* [Aim]:
What follows are records. Restate all of them word for word.

* [Task data]:
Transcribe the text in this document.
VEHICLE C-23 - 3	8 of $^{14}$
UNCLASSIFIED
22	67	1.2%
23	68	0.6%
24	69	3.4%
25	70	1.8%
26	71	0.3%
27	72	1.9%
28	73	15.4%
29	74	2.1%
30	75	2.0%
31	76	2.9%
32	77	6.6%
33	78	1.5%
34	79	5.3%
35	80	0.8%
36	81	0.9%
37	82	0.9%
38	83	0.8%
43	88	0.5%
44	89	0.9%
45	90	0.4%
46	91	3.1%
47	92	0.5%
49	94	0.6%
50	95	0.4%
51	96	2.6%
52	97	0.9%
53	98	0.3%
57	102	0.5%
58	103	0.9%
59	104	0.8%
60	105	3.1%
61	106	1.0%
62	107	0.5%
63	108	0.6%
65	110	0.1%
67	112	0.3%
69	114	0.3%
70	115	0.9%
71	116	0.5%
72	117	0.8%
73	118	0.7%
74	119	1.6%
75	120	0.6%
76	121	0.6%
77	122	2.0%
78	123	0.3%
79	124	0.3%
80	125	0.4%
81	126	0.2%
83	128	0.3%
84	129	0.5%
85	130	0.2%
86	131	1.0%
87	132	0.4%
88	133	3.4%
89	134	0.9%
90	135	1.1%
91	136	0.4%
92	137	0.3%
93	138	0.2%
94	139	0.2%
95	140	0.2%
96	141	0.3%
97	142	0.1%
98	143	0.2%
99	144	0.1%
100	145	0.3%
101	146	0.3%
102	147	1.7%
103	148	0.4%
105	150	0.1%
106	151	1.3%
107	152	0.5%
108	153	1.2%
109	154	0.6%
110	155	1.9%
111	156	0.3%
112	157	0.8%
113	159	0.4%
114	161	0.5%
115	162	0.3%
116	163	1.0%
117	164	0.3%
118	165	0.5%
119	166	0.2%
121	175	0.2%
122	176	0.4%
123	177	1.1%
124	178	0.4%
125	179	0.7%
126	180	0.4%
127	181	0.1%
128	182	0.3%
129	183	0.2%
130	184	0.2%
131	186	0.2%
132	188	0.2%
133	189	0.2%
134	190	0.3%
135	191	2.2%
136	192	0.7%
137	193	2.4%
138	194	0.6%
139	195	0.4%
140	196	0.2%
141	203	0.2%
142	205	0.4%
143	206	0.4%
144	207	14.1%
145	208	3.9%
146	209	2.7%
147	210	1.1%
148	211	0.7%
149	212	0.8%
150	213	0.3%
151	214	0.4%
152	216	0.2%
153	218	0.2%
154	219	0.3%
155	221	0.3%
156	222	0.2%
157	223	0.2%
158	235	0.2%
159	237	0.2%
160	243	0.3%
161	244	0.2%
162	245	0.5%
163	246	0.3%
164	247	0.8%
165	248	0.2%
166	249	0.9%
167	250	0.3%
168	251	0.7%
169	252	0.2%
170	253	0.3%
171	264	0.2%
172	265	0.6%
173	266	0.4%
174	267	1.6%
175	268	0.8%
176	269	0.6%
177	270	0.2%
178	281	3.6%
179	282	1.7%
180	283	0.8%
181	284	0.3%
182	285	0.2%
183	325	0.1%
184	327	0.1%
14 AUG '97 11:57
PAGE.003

* [Solution to this exercise]:
Transcribe the text in this document.
VEHICLE C-23 - 3	8 of $^{14}$
UNCLASSIFIED
22	67	1.2%
23	68	0.6%
24	69	3.4%
25	70	1.8%
26	71	0.3%
27	72	1.9%
28	73	15.4%
29	74	2.1%
30	75	2.0%
31	76	2.9%
32	77	6.6%
33	78	1.5%
34	79	5.3%
35	80	0.8%
36	81	0.9%
37	82	0.9%
38	83	0.8%
43	88	0.5%
44	89	0.9%
45	90	0.4%
46	91	3.1%
47	92	0.5%
49	94	0.6%
50	95	0.4%
51	96	2.6%
52	97	0.9%
53	98	0.3%
57	102	0.5%
58	103	0.9%
59	104	0.8%
60	105	3.1%
61	106	1.0%
62	107	0.5%
63	108	0.6%
65	110	0.1%
67	112	0.3%
69	114	0.3%
70	115	0.9%
71	116	0.5%
72	117	0.8%
73	118	0.7%
74	119	1.6%
75	120	0.6%
76	121	0.6%
77	122	2.0%
78	123	0.3%
79	124	0.3%
80	125	0.4%
81	126	0.2%
83	128	0.3%
84	129	0.5%
85	130	0.2%
86	131	1.0%
87	132	0.4%
88	133	3.4%
89	134	0.9%
90	135	1.1%
91	136	0.4%
92	137	0.3%
93	138	0.2%
94	139	0.2%
95	140	0.2%
96	141	0.3%
97	142	0.1%
98	143	0.2%
99	144	0.1%
100	145	0.3%
101	146	0.3%
102	147	1.7%
103	148	0.4%
105	150	0.1%
106	151	1.3%
107	152	0.5%
108	153	1.2%
109	154	0.6%
110	155	1.9%
111	156	0.3%
112	157	0.8%
113	159	0.4%
114	161	0.5%
115	162	0.3%
116	163	1.0%
117	164	0.3%
118	165	0.5%
119	166	0.2%
121	175	0.2%
122	176	0.4%
123	177	1.1%
124	178	0.4%
125	179	0.7%
126	180	0.4%
127	181	0.1%
128	182	0.3%
129	183	0.2%
130	184	0.2%
131	186	0.2%
132	188	0.2%
133	189	0.2%
134	190	0.3%
135	191	2.2%
136	192	0.7%
137	193	2.4%
138	194	0.6%
139	195	0.4%
140	196	0.2%
141	203	0.2%
142	205	0.4%
143	206	0.4%
144	207	14.1%
145	208	3.9%
146	209	2.7%
147	210	1.1%
148	211	0.7%
149	212	0.8%
150	213	0.3%
151	214	0.4%
152	216	0.2%
153	218	0.2%
154	219	0.3%
155	221	0.3%
156	222	0.2%
157	223	0.2%
158	235	0.2%
159	237	0.2%
160	243	0.3%
161	244	0.2%
162	245	0.5%
163	246	0.3%
164	247	0.8%
165	248	0.2%
166	249	0.9%
167	250	0.3%
168	251	0.7%
169	252	0.2%
170	253	0.3%
171	264	0.2%
172	265	0.6%
173	266	0.4%
174	267	1.6%
175	268	0.8%
176	269	0.6%
177	270	0.2%
178	281	3.6%
179	282	1.7%
180	283	0.8%
181	284	0.3%
182	285	0.2%
183	325	0.1%
184	327	0.1%
14 AUG '97 11:57
PAGE.003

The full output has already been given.